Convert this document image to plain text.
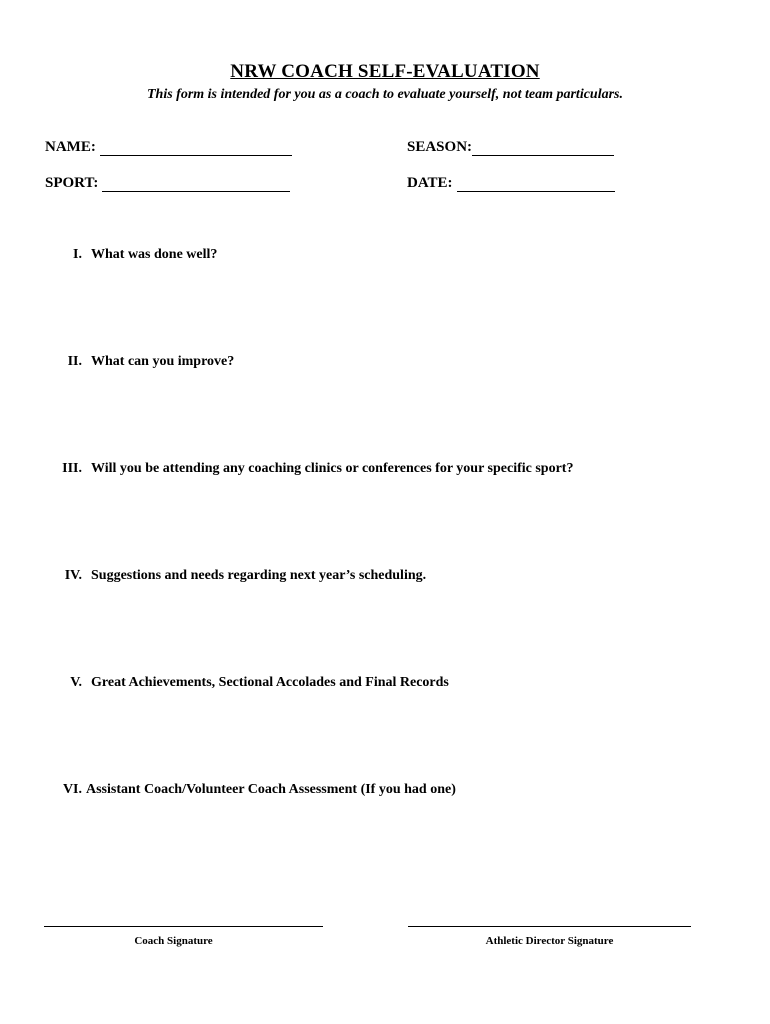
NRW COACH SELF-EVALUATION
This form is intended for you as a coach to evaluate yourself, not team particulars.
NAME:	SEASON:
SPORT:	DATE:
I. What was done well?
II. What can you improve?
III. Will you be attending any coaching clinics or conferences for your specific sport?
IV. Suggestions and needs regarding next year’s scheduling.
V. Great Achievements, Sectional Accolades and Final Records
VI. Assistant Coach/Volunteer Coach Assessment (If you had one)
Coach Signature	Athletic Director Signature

───

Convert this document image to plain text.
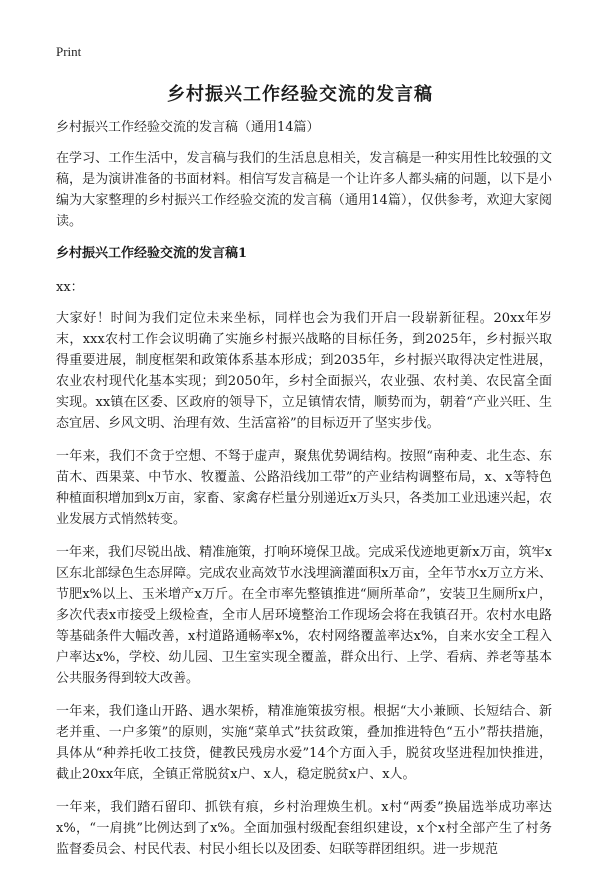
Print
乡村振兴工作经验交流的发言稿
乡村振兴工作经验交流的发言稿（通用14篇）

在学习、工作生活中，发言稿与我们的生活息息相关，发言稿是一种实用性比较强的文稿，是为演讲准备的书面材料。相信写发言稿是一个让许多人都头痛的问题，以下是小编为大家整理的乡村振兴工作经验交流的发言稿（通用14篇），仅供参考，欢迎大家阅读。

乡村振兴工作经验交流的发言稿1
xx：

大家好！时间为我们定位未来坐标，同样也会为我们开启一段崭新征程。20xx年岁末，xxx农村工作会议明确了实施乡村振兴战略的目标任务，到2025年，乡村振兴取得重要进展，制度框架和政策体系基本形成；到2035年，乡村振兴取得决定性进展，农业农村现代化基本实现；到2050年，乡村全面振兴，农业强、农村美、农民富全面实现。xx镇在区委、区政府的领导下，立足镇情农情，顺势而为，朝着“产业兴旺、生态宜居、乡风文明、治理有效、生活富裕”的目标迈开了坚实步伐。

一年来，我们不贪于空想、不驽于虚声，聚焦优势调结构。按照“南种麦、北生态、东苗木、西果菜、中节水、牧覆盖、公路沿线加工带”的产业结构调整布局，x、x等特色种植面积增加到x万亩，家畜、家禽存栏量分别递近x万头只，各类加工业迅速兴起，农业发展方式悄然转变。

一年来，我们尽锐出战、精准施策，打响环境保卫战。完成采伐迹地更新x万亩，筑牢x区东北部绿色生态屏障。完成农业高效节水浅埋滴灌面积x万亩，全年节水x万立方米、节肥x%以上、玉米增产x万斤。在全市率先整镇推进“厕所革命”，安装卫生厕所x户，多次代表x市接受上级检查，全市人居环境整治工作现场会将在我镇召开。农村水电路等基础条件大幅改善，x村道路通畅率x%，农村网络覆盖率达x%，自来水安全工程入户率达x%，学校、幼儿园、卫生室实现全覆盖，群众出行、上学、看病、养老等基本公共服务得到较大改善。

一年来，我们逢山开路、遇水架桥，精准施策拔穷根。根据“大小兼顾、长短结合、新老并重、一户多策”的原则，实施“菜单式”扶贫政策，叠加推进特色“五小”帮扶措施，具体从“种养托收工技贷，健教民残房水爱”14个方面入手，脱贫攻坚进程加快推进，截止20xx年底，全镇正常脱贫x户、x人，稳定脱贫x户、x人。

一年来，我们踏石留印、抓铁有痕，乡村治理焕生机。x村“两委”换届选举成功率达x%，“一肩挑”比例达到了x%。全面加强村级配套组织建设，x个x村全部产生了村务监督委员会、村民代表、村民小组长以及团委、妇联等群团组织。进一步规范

───

• Exercise requirements: Go over the records above and tally the lines with the word "What" in them. Give the number alone.

• Answer below: 2